— WORK TO COMPLETE —
Can you restate the records below word for word?

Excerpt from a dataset
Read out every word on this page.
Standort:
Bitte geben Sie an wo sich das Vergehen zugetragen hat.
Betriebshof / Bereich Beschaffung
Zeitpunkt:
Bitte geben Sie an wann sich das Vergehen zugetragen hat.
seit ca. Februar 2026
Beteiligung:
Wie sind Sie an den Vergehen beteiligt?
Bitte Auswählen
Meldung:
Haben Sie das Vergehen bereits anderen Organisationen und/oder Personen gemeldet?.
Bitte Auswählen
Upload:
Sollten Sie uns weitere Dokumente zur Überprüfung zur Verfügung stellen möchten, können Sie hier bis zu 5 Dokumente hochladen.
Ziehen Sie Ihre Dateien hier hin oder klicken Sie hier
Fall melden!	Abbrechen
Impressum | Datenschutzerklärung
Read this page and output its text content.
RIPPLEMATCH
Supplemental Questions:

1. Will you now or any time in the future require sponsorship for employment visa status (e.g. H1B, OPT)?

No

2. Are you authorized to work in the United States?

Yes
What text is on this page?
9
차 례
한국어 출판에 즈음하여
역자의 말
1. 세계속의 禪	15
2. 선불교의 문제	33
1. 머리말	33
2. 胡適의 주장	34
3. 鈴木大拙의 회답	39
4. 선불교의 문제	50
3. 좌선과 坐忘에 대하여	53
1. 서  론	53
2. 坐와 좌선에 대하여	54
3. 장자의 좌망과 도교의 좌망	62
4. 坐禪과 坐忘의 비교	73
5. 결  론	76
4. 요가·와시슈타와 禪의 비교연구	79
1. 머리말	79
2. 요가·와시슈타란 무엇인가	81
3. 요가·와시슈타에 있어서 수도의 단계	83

— RESPONSE TO THE TASK —
Read out every word on this page.
Standort:
Bitte geben Sie an wo sich das Vergehen zugetragen hat.
Betriebshof / Bereich Beschaffung
Zeitpunkt:
Bitte geben Sie an wann sich das Vergehen zugetragen hat.
seit ca. Februar 2026
Beteiligung:
Wie sind Sie an den Vergehen beteiligt?
Bitte Auswählen
Meldung:
Haben Sie das Vergehen bereits anderen Organisationen und/oder Personen gemeldet?.
Bitte Auswählen
Upload:
Sollten Sie uns weitere Dokumente zur Überprüfung zur Verfügung stellen möchten, können Sie hier bis zu 5 Dokumente hochladen.
Ziehen Sie Ihre Dateien hier hin oder klicken Sie hier
Fall melden!	Abbrechen
Impressum | Datenschutzerklärung
Read this page and output its text content.
RIPPLEMATCH
Supplemental Questions:

1. Will you now or any time in the future require sponsorship for employment visa status (e.g. H1B, OPT)?

No

2. Are you authorized to work in the United States?

Yes
What text is on this page?
9
차 례
한국어 출판에 즈음하여
역자의 말
1. 세계속의 禪	15
2. 선불교의 문제	33
1. 머리말	33
2. 胡適의 주장	34
3. 鈴木大拙의 회답	39
4. 선불교의 문제	50
3. 좌선과 坐忘에 대하여	53
1. 서  론	53
2. 坐와 좌선에 대하여	54
3. 장자의 좌망과 도교의 좌망	62
4. 坐禪과 坐忘의 비교	73
5. 결  론	76
4. 요가·와시슈타와 禪의 비교연구	79
1. 머리말	79
2. 요가·와시슈타란 무엇인가	81
3. 요가·와시슈타에 있어서 수도의 단계	83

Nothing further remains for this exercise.